* _Extracted material_:
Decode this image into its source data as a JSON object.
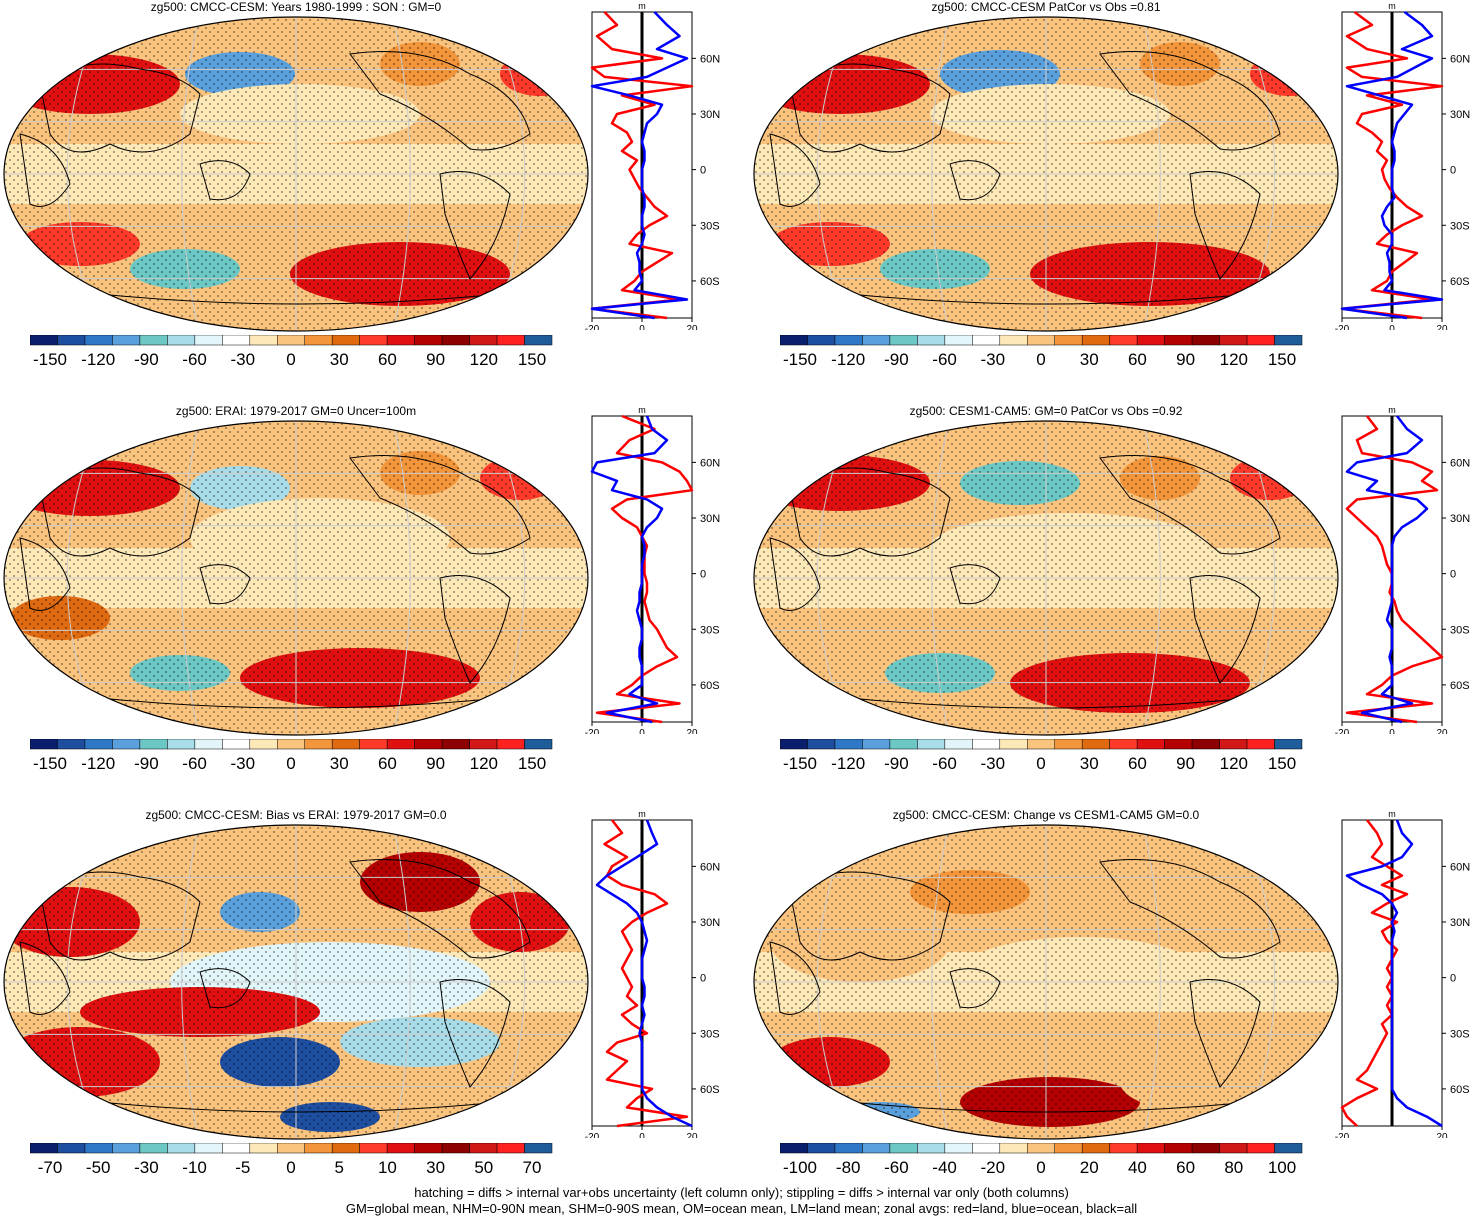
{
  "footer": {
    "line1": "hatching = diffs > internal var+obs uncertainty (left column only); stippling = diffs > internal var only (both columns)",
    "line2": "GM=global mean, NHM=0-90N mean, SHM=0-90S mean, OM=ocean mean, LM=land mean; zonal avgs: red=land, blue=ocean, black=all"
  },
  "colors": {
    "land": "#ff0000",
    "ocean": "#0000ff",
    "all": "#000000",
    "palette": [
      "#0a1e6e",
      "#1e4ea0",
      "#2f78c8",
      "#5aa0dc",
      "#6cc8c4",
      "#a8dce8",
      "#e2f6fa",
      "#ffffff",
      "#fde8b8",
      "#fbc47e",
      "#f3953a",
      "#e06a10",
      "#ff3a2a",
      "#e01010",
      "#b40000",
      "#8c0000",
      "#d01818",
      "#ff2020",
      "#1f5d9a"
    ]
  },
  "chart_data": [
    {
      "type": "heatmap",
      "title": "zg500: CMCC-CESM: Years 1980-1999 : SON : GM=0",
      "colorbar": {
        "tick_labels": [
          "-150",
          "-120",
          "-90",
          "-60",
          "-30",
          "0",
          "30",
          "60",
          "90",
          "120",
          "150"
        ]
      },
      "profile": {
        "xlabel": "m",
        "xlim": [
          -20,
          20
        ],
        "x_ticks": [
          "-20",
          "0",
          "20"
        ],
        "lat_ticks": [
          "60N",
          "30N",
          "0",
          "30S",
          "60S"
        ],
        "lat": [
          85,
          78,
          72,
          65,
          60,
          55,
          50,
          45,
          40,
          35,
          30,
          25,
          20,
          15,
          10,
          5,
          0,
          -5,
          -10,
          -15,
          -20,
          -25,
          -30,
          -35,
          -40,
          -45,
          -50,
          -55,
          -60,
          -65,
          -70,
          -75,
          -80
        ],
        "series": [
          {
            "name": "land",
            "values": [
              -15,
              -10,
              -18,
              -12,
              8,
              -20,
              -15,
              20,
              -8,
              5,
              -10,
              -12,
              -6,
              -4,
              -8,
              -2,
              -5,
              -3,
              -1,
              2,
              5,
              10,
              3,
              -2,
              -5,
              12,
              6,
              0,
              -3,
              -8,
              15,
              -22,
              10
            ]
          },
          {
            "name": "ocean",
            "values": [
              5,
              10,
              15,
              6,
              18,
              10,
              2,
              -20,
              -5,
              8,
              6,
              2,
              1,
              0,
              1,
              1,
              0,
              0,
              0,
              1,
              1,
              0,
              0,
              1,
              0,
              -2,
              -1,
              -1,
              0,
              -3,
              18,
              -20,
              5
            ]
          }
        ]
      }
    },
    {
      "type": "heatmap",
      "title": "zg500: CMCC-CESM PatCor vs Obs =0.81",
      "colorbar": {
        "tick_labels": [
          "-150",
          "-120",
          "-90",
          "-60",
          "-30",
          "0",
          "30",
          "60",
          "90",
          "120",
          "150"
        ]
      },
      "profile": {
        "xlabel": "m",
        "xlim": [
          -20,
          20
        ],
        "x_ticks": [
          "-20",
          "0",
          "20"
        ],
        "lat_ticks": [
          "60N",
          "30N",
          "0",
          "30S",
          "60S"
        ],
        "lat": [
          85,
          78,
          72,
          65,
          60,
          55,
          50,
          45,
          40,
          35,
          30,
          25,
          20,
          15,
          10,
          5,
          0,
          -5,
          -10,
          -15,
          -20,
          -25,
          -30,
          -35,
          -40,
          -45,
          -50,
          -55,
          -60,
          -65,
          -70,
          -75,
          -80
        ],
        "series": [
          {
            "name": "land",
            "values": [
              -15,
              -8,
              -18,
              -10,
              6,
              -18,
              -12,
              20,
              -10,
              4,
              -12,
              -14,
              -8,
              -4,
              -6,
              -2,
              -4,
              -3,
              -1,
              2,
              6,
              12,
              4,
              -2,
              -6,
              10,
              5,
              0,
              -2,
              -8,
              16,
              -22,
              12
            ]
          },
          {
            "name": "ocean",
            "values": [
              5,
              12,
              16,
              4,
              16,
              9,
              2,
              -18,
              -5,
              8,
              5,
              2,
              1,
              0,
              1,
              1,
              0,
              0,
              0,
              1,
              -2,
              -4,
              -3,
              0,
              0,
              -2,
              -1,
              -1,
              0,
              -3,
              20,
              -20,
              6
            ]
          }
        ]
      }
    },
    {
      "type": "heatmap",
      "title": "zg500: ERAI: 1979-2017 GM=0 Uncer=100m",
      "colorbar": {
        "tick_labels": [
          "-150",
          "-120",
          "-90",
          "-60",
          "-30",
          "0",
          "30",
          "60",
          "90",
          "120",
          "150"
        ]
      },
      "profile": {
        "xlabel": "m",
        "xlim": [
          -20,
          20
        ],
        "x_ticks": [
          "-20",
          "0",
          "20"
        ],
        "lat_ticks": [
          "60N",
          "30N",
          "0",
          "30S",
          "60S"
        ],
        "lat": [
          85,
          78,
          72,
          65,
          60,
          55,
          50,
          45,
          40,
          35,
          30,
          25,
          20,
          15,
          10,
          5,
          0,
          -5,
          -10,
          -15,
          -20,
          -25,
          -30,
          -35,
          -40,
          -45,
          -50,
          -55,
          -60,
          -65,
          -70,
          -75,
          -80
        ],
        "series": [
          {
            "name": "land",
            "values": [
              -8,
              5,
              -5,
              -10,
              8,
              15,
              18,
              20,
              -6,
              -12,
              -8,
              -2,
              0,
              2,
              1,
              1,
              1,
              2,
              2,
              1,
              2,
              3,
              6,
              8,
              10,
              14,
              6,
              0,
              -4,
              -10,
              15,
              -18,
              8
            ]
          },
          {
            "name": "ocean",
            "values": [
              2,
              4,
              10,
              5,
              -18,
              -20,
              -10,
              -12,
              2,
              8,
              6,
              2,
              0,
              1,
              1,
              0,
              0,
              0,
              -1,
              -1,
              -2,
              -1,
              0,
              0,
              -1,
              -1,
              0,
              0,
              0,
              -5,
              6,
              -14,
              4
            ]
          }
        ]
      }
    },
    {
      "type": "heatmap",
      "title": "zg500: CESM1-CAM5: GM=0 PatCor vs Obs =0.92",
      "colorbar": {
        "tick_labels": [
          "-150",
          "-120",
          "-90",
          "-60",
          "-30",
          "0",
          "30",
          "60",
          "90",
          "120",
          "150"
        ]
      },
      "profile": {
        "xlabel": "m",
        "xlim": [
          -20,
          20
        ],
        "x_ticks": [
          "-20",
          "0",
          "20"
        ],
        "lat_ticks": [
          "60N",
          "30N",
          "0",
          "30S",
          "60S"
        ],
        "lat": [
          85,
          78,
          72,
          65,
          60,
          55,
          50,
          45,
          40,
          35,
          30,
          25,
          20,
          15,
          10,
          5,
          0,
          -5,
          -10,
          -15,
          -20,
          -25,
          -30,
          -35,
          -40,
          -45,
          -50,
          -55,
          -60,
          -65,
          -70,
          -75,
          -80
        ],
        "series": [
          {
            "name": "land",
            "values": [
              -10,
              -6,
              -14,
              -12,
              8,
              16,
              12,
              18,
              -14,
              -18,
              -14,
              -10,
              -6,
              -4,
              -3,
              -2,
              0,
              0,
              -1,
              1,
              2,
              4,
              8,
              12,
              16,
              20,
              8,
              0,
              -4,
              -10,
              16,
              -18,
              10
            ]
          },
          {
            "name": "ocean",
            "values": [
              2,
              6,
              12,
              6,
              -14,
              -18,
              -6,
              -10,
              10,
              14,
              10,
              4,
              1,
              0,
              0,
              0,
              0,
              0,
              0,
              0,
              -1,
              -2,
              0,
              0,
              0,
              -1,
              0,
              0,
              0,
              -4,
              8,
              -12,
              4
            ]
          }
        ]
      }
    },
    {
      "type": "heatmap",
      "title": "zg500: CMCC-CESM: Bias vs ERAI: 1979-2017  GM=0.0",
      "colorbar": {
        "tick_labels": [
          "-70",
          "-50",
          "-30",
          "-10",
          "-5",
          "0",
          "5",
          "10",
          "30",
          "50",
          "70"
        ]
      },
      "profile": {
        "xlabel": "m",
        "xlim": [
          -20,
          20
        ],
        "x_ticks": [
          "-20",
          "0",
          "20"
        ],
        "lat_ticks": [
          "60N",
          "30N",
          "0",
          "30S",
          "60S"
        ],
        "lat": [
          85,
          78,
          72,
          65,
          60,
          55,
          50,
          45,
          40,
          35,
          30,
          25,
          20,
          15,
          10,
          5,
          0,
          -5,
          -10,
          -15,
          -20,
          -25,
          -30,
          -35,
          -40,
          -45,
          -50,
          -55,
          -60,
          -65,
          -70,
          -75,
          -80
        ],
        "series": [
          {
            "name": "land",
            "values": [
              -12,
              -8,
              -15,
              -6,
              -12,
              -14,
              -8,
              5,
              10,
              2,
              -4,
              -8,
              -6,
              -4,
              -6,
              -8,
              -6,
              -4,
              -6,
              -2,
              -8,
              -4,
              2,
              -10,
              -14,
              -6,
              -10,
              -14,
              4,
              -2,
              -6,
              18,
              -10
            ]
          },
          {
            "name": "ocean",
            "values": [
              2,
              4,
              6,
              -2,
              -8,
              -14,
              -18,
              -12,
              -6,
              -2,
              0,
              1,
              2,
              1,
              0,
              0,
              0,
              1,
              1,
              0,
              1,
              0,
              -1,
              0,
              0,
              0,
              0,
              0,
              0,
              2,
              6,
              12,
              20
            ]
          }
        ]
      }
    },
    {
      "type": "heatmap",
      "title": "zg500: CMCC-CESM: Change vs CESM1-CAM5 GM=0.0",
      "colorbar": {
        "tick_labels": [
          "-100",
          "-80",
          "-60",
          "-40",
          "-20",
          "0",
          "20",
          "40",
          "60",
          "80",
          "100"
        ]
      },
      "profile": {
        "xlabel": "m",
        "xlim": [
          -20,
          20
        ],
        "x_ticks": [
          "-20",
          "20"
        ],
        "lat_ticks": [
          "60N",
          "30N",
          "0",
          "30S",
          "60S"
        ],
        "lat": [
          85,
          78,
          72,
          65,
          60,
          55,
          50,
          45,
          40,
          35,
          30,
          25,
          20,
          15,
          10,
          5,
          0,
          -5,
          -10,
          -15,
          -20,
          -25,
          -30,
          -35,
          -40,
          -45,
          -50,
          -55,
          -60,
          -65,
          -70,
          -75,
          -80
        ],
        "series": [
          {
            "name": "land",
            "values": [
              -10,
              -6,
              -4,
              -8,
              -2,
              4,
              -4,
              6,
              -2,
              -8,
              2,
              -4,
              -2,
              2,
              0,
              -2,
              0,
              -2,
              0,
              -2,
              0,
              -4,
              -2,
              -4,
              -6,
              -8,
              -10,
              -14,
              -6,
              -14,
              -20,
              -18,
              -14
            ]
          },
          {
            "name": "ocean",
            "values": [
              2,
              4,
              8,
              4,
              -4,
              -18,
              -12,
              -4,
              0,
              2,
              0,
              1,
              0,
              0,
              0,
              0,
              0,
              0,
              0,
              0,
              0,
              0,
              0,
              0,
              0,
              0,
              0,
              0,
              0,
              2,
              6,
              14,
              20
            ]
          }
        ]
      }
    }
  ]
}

* _Directive_: How many of the lines above include the word "ERAI"? Respond with the number alone.

* _Exercise result_: 2